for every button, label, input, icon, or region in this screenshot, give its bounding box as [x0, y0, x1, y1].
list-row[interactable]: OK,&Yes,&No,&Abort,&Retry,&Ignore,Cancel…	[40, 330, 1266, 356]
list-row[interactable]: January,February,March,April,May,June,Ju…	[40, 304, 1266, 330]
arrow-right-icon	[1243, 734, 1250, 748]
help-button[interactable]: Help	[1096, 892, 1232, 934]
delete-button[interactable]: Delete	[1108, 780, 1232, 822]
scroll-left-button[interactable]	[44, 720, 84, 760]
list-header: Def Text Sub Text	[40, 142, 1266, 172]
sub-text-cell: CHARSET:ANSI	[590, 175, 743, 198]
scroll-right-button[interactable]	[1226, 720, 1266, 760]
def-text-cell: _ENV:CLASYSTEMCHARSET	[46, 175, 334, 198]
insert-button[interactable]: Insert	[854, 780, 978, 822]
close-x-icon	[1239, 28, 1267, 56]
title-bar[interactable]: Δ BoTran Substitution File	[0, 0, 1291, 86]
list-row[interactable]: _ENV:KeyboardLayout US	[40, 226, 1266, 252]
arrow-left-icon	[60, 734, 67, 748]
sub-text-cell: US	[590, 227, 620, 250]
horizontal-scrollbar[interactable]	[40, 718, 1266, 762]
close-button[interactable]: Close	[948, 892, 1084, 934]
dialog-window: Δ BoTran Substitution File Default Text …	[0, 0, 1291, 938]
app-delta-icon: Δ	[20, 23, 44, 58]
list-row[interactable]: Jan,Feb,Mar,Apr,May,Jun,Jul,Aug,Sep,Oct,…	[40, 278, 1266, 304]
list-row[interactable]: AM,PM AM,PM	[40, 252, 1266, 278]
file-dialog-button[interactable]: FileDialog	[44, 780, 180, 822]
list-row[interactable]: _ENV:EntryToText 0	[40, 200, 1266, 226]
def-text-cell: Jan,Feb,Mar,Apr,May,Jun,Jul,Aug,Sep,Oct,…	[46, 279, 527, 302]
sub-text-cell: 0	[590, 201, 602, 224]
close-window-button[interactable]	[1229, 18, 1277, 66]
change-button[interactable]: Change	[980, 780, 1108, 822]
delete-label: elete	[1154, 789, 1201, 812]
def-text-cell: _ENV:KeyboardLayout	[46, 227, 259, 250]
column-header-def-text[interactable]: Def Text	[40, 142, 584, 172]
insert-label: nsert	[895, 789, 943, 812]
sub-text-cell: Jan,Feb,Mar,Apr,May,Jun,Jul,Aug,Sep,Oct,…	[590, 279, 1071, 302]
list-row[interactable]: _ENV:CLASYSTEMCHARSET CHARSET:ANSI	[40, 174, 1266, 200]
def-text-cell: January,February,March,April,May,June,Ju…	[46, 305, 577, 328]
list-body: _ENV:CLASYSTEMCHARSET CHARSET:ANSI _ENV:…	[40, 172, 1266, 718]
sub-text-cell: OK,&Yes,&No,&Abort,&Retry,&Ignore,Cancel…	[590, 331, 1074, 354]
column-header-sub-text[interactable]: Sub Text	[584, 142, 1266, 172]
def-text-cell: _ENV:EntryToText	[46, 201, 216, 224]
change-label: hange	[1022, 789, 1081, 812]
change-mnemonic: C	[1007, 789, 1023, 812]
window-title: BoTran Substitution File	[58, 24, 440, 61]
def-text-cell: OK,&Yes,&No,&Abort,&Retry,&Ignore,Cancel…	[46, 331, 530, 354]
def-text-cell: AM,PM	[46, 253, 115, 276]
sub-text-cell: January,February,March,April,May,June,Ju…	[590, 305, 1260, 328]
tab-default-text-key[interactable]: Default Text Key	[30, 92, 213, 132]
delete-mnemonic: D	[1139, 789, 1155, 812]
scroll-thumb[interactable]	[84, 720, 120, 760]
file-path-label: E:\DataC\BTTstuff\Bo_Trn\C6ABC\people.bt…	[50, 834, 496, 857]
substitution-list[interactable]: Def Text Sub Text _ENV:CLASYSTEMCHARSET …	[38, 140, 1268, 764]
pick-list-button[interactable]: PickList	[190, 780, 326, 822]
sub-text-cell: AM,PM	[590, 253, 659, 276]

_Objective:_ Repeat every one of the lines above word for word.

_Exercise response:_
for every button, label, input, icon, or region in this screenshot, give its bounding box as [x0, y0, x1, y1].
list-row[interactable]: OK,&Yes,&No,&Abort,&Retry,&Ignore,Cancel…	[40, 330, 1266, 356]
list-row[interactable]: January,February,March,April,May,June,Ju…	[40, 304, 1266, 330]
arrow-right-icon	[1243, 734, 1250, 748]
help-button[interactable]: Help	[1096, 892, 1232, 934]
delete-button[interactable]: Delete	[1108, 780, 1232, 822]
scroll-left-button[interactable]	[44, 720, 84, 760]
list-header: Def Text Sub Text	[40, 142, 1266, 172]
sub-text-cell: CHARSET:ANSI	[590, 175, 743, 198]
scroll-right-button[interactable]	[1226, 720, 1266, 760]
def-text-cell: _ENV:CLASYSTEMCHARSET	[46, 175, 334, 198]
insert-button[interactable]: Insert	[854, 780, 978, 822]
close-x-icon	[1239, 28, 1267, 56]
title-bar[interactable]: Δ BoTran Substitution File	[0, 0, 1291, 86]
list-row[interactable]: _ENV:KeyboardLayout US	[40, 226, 1266, 252]
arrow-left-icon	[60, 734, 67, 748]
sub-text-cell: US	[590, 227, 620, 250]
horizontal-scrollbar[interactable]	[40, 718, 1266, 762]
close-button[interactable]: Close	[948, 892, 1084, 934]
dialog-window: Δ BoTran Substitution File Default Text …	[0, 0, 1291, 938]
app-delta-icon: Δ	[20, 23, 44, 58]
list-row[interactable]: Jan,Feb,Mar,Apr,May,Jun,Jul,Aug,Sep,Oct,…	[40, 278, 1266, 304]
list-row[interactable]: AM,PM AM,PM	[40, 252, 1266, 278]
file-dialog-button[interactable]: FileDialog	[44, 780, 180, 822]
list-row[interactable]: _ENV:EntryToText 0	[40, 200, 1266, 226]
def-text-cell: Jan,Feb,Mar,Apr,May,Jun,Jul,Aug,Sep,Oct,…	[46, 279, 527, 302]
sub-text-cell: 0	[590, 201, 602, 224]
close-window-button[interactable]	[1229, 18, 1277, 66]
change-button[interactable]: Change	[980, 780, 1108, 822]
delete-label: elete	[1154, 789, 1201, 812]
def-text-cell: _ENV:KeyboardLayout	[46, 227, 259, 250]
column-header-def-text[interactable]: Def Text	[40, 142, 584, 172]
insert-label: nsert	[895, 789, 943, 812]
sub-text-cell: Jan,Feb,Mar,Apr,May,Jun,Jul,Aug,Sep,Oct,…	[590, 279, 1071, 302]
list-row[interactable]: _ENV:CLASYSTEMCHARSET CHARSET:ANSI	[40, 174, 1266, 200]
def-text-cell: January,February,March,April,May,June,Ju…	[46, 305, 577, 328]
list-body: _ENV:CLASYSTEMCHARSET CHARSET:ANSI _ENV:…	[40, 172, 1266, 718]
sub-text-cell: OK,&Yes,&No,&Abort,&Retry,&Ignore,Cancel…	[590, 331, 1074, 354]
column-header-sub-text[interactable]: Sub Text	[584, 142, 1266, 172]
def-text-cell: _ENV:EntryToText	[46, 201, 216, 224]
change-label: hange	[1022, 789, 1081, 812]
change-mnemonic: C	[1007, 789, 1023, 812]
window-title: BoTran Substitution File	[58, 24, 440, 61]
def-text-cell: OK,&Yes,&No,&Abort,&Retry,&Ignore,Cancel…	[46, 331, 530, 354]
def-text-cell: AM,PM	[46, 253, 115, 276]
sub-text-cell: January,February,March,April,May,June,Ju…	[590, 305, 1260, 328]
tab-default-text-key[interactable]: Default Text Key	[30, 92, 213, 132]
delete-mnemonic: D	[1139, 789, 1155, 812]
scroll-thumb[interactable]	[84, 720, 120, 760]
file-path-label: E:\DataC\BTTstuff\Bo_Trn\C6ABC\people.bt…	[50, 834, 496, 857]
substitution-list[interactable]: Def Text Sub Text _ENV:CLASYSTEMCHARSET …	[38, 140, 1268, 764]
pick-list-button[interactable]: PickList	[190, 780, 326, 822]
sub-text-cell: AM,PM	[590, 253, 659, 276]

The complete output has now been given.